● **REQUIRED TASK**: Pull out every line below that contains the word "JSON".

(Dataset items)

══════════

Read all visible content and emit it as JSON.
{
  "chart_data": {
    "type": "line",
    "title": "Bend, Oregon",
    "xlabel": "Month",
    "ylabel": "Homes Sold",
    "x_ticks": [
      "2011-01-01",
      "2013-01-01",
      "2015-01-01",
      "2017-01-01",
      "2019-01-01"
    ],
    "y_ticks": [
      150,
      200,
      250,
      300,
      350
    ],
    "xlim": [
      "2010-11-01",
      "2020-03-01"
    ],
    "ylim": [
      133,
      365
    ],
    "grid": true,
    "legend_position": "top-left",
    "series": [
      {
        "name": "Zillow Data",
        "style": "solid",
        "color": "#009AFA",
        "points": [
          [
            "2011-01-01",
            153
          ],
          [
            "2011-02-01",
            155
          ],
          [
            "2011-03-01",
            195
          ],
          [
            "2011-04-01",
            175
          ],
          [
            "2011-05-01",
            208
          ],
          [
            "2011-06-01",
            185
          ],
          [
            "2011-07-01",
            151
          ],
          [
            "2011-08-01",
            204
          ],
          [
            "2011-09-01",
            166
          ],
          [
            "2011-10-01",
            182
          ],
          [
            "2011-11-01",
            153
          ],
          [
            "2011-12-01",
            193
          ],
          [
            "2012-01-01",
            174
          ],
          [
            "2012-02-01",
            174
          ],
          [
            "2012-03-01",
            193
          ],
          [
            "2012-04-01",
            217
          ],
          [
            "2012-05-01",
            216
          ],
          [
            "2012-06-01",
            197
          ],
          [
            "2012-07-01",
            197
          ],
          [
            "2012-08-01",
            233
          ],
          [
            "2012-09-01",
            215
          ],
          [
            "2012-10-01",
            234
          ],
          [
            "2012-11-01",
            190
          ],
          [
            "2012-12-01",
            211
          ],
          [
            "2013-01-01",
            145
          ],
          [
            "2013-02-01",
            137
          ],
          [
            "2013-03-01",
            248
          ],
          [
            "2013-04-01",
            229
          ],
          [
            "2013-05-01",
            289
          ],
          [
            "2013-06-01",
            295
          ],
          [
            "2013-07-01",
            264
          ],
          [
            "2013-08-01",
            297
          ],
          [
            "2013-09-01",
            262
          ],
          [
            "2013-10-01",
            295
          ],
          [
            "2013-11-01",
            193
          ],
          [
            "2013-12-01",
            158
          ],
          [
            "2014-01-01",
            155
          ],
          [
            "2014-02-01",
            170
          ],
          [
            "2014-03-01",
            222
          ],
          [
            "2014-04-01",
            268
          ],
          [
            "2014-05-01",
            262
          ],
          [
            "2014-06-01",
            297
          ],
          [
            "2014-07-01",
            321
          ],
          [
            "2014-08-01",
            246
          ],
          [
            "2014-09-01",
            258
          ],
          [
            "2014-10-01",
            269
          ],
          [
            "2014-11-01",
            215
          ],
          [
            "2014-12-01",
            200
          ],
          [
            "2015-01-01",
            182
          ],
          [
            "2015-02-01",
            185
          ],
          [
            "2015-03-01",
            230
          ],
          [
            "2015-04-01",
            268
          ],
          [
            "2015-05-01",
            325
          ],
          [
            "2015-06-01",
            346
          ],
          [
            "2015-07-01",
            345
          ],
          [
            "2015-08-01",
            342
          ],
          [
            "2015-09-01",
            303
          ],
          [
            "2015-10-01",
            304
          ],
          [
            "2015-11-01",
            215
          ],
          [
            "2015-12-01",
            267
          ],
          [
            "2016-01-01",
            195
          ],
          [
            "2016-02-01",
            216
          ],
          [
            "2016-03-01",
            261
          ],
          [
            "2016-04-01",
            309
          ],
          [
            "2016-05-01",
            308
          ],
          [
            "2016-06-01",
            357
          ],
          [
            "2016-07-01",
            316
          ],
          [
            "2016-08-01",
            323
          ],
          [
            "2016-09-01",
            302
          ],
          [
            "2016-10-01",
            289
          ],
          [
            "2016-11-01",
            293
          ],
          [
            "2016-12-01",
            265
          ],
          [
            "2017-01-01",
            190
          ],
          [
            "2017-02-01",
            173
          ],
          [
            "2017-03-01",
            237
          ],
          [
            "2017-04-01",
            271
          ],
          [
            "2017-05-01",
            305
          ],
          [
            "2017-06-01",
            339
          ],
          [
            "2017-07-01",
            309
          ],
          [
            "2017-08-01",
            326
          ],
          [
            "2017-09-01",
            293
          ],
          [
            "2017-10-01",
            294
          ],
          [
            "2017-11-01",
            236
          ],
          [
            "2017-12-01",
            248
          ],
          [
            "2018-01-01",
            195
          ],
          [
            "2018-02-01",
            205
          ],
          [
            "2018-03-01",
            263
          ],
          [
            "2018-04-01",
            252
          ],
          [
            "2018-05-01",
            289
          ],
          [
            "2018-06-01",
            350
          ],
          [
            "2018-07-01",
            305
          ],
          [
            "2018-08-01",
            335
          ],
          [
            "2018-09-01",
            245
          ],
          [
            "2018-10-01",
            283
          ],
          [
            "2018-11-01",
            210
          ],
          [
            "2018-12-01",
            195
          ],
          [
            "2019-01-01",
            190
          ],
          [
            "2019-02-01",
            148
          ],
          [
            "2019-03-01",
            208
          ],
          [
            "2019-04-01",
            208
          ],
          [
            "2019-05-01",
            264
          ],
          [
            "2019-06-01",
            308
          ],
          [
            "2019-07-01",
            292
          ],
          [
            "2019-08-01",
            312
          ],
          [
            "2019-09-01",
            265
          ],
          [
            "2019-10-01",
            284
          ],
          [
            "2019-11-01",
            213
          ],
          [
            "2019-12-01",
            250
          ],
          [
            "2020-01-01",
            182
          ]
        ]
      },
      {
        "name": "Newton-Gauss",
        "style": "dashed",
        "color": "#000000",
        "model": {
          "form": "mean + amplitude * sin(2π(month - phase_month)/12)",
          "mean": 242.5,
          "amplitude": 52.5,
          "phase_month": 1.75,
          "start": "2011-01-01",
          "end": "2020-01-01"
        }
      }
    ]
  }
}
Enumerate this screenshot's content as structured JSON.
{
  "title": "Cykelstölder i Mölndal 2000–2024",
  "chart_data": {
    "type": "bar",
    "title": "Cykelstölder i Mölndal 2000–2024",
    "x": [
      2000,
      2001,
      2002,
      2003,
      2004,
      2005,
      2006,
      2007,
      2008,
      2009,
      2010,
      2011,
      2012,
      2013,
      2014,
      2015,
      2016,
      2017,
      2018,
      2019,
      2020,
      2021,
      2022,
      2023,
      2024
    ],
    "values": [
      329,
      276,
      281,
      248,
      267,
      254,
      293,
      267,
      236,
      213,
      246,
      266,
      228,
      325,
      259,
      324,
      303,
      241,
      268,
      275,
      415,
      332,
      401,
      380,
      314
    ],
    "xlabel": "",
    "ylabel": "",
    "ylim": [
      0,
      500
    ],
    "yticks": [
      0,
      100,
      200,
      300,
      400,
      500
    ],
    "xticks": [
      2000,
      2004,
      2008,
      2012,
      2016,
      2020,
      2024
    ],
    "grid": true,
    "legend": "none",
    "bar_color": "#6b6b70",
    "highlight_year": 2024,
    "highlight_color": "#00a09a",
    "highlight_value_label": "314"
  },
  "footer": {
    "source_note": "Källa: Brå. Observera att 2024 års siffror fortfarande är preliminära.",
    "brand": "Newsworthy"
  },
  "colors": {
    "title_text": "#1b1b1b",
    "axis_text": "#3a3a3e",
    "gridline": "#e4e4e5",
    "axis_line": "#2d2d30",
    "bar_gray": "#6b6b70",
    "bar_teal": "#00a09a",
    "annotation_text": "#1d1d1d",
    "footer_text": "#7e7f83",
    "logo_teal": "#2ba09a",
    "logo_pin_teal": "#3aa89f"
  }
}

══════════

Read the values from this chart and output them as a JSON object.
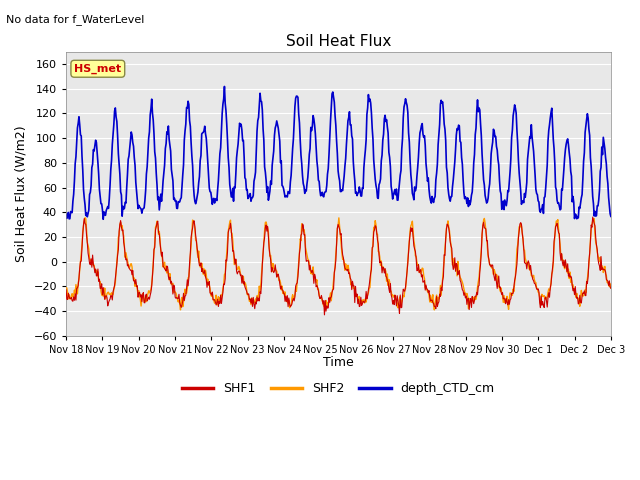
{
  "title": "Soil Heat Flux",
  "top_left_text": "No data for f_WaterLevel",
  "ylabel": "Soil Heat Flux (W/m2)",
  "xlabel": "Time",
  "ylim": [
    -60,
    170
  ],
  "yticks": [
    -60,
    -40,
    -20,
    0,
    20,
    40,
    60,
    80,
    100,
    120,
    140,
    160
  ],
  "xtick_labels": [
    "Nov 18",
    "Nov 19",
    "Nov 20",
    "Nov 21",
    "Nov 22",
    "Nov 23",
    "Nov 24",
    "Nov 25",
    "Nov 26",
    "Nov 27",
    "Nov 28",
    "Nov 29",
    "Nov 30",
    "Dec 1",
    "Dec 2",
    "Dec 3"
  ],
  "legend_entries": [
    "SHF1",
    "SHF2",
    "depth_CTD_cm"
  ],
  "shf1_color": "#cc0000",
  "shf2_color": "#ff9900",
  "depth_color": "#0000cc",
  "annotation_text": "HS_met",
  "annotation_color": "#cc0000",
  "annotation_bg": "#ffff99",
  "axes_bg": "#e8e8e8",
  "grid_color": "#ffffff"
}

══════════

● **TASK RESULT**:
Read all visible content and emit it as JSON.
Enumerate this screenshot's content as structured JSON.
Read the values from this chart and output them as a JSON object.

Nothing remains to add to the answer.